Document passage -
Charter views spectrum as a tool to extend connectivity and use it to reduce its cost structure, Winfrey added.
"I don't think it will be material in the short term," Winfrey said of the potential savings Charter hopes to reap with its spectrum. "I think it will occur over a … multi-year period."
Charter has also registered to bid in the federal government's upcoming C-band auction.
Broadband and video subs surge
Reflecting Q3 results at other major US ISPs, Charter's broadband subscriber growth was strong in Q3 2020. But Charter continued to surprise the market – and buck the trend – as it put forth a second consecutive quarter with video subscriber additions.
Charter added 537,000 broadband subs (across both residential and business) in Q3, versus 380,000 adds a year-ago, extending its total to 28.63 million.
"Charter once again hit the ball out of the park, joining Comcast and Altice in delivering big beats on what is, to many, the most important metric in any cable operator's quarterly report," Craig Moffett, analyst with MoffettNathanson, said in a research note about Charter's Q3 results. Although Charter's 8.8% annual broadband sub growth is sizable, Moffett views margin expansion as more important to the cause. He notes that Charter's margins (without wireless) have soared by nearly five percentage points, to 40.5%.
Charter also tacked on 67,000 video subs in the period, reversing a loss of 75,000 video subs in the year-ago period. The Q3 results were a nice follow-on to the 94,000 video subs that Charter added in Q2 2020.
Rutledge attributed the pay-TV growth to video connects that happened to be pulled through alongside Charter's massive broadband haul, rather than any special video offers that consumers are responding to.
"We don't think that the overall video marketplace has changed," Rutledge said. "We still think that fat bundles of video are under pressure and will continue to be. We are just growing faster than that [pay-TV] erosion."

Given entries -
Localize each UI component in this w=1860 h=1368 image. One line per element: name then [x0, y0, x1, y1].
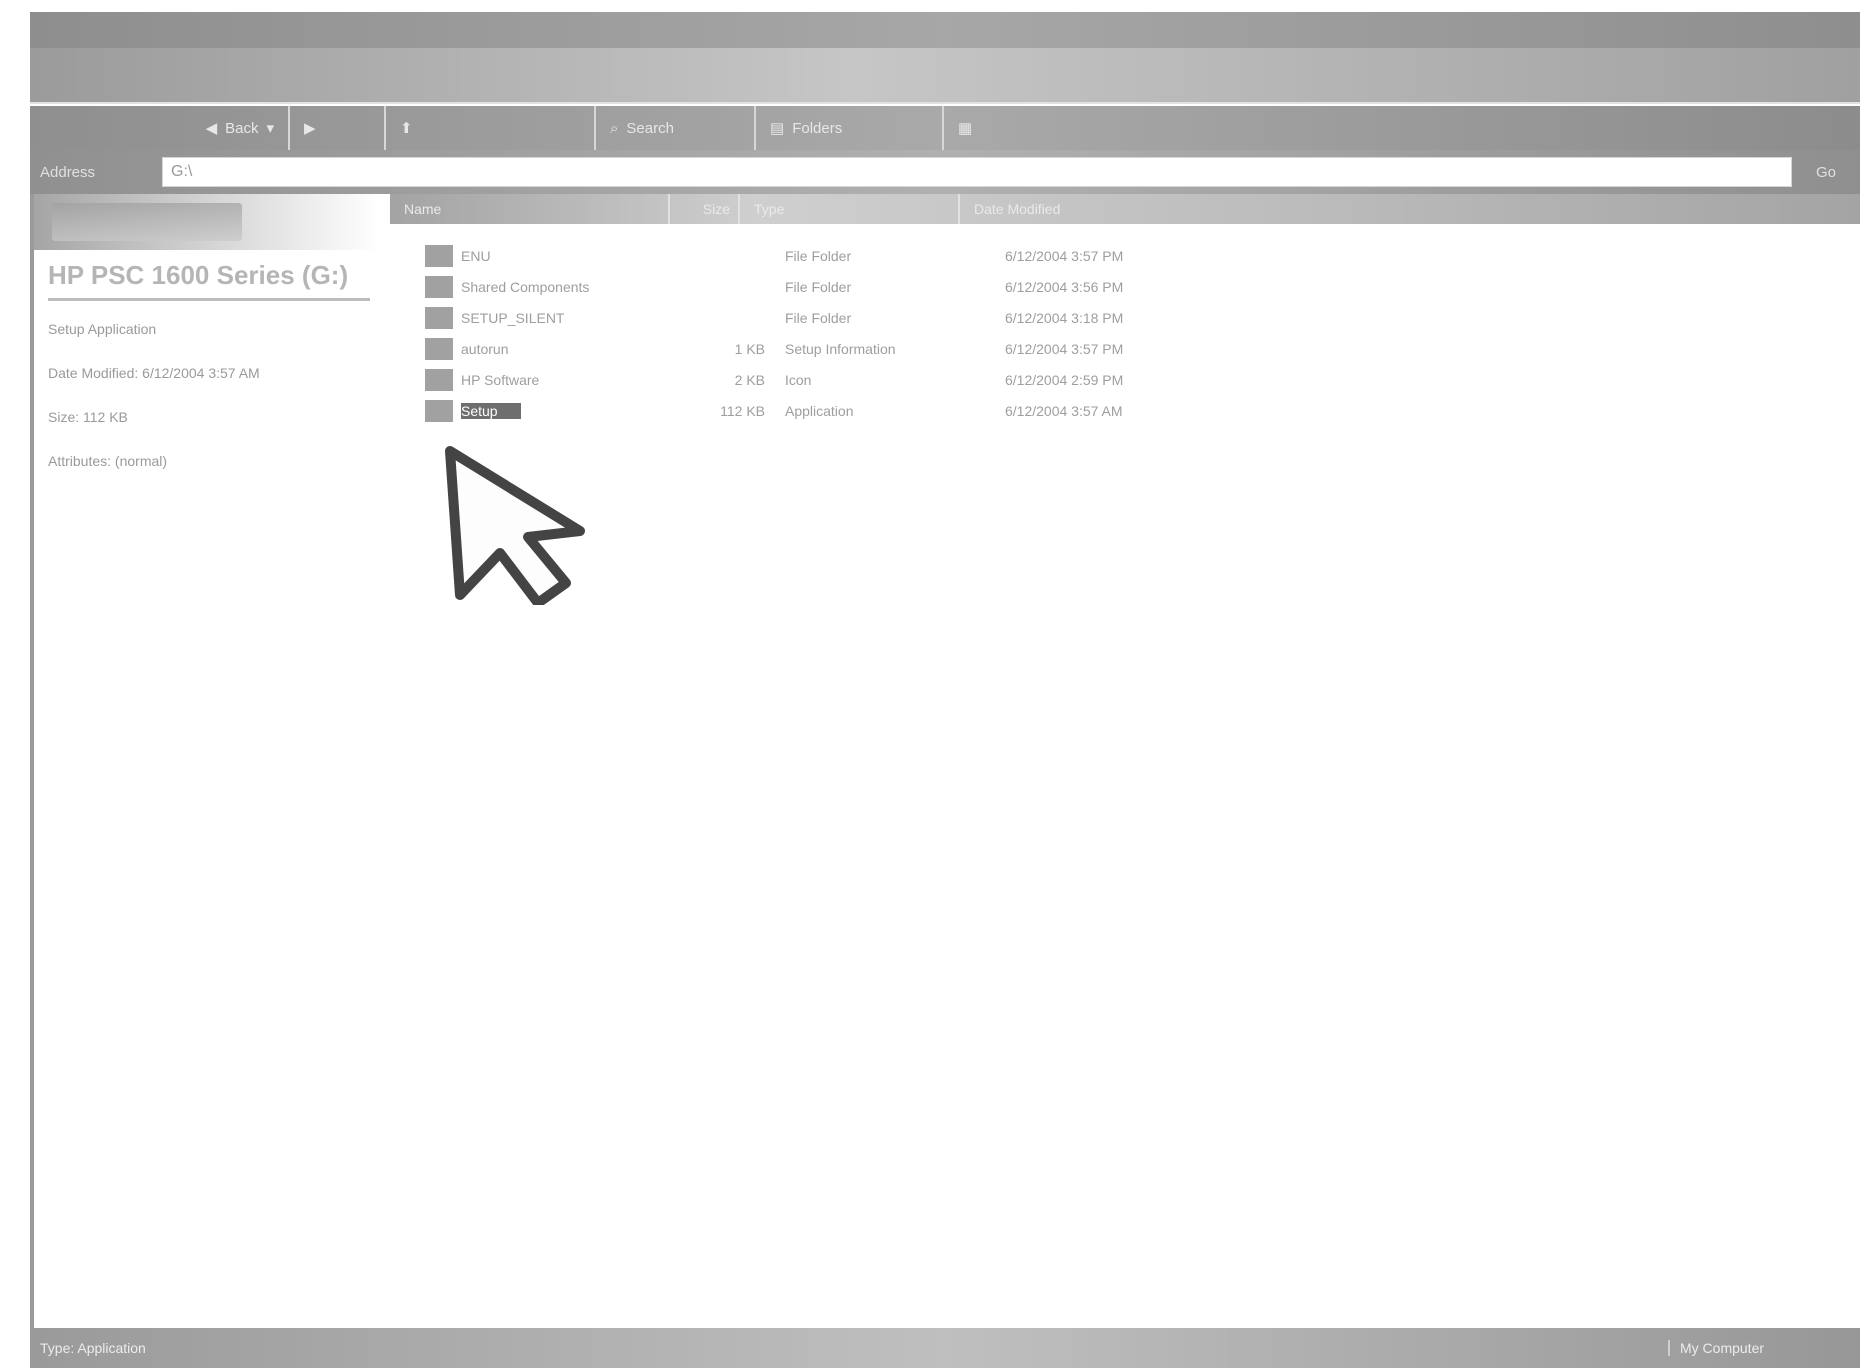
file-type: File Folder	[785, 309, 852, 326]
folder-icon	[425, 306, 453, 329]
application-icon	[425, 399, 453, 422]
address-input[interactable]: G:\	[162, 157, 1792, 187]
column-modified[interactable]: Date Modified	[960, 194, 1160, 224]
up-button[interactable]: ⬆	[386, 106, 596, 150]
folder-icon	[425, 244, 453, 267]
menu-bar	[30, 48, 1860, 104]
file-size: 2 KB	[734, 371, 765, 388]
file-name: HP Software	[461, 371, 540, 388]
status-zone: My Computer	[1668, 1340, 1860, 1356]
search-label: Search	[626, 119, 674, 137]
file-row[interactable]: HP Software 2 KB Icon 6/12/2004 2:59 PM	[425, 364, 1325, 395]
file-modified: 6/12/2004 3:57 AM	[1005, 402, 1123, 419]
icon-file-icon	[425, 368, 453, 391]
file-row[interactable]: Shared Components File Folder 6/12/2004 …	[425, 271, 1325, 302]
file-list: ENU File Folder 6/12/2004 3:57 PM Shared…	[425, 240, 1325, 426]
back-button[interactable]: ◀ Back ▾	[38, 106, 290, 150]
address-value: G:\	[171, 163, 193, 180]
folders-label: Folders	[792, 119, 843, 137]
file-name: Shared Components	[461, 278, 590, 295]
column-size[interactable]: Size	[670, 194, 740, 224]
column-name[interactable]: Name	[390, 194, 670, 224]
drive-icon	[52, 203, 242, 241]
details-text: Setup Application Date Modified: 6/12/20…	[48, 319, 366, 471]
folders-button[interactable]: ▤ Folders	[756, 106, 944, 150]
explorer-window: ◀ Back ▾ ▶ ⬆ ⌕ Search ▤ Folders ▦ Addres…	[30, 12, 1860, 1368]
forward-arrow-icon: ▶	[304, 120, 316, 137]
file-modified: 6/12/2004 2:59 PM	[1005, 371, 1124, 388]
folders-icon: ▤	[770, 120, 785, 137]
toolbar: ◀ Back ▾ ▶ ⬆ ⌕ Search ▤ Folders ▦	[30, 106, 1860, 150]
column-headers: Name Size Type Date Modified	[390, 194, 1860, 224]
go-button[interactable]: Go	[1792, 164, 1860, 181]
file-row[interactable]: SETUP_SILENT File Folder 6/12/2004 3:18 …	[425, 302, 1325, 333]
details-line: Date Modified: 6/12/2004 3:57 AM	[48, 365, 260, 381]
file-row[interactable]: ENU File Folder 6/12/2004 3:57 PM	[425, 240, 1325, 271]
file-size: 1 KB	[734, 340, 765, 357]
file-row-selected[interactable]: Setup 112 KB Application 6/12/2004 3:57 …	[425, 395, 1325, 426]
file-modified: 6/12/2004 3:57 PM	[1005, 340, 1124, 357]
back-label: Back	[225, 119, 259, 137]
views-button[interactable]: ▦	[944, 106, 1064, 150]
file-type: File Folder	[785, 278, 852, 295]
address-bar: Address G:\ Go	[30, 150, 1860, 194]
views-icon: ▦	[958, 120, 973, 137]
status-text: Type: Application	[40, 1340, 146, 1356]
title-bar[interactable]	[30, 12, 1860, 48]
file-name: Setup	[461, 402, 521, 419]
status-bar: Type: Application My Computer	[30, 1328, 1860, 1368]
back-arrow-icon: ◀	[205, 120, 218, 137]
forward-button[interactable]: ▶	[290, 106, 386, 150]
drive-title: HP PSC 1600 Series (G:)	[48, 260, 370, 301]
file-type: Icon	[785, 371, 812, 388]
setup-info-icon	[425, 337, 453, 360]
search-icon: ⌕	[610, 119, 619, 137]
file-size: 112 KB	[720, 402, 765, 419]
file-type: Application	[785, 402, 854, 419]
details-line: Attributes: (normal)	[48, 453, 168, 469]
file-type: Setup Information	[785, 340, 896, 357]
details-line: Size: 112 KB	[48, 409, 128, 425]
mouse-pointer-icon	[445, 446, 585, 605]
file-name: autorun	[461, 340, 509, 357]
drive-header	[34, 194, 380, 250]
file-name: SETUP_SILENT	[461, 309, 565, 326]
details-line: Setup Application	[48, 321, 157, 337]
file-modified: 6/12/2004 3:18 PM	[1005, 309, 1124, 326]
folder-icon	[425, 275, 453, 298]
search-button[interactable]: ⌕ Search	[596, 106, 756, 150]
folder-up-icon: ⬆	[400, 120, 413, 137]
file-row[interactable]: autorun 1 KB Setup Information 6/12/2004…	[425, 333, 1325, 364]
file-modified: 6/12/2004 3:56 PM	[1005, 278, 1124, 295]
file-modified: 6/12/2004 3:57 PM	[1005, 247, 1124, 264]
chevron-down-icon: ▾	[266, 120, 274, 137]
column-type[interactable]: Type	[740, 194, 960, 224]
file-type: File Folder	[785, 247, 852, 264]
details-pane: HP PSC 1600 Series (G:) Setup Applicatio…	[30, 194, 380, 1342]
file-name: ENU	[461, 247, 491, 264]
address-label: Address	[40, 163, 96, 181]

Tasks to complete -
a. Please say whether each statement, (i), (ii) and (iii), agrees with the article on Charter's quarterly results, giving yes or no and quoting the words of the article that decide it. (i) Charter added more broadband subscribers in Q3 2020 than in the same quarter a year earlier. (ii) Rutledge credited the video subscriber growth to special video offers. (iii) Winfrey expects the savings from Charter's spectrum to be material in the short term.
b. Pick up the article on Charter's quarterly results after its final sentence and carry it forward.

The results -
a.
(i) Yes: "Charter added 537,000 broadband subs (across both residential and business) in Q3, versus 380,000 adds a year-ago"
(ii) No: "rather than any special video offers that consumers are responding to"
(iii) No: "I don't think it will be material in the short term"

b.
Aided by a 4% uptick in residential revenues, total Q3 revenues grew 5.1%, to $12.03 billion.
Business services were essentially flat at $1.6 billion, with $988 million generated from small and midsized business and $617 million from enterprise customers.
Mobile revenues reached $368 million (versus $192 million in the year-ago period), with $172 million attributed to device revenue.
Charter capex clocked in at $2 billion in Q3, including $1.9 billion for cable and $139 million for Charter's mobile business. Q3 cable capex included a $50 million year-on-year increase in consumer premises equipment (CPE) spend, due largely to accelerated broadband subscriber growth.
Rutledge sticking around
Rutledge's contract with Charter has been extended through 2024, with his base salary rising roughly 25%, to $2.5 million, along with a target annual cash bonus opportunity of 300% of his annual base salary. On November 3, he will also be granted an award of stock options with a grant date fair value of $30 million.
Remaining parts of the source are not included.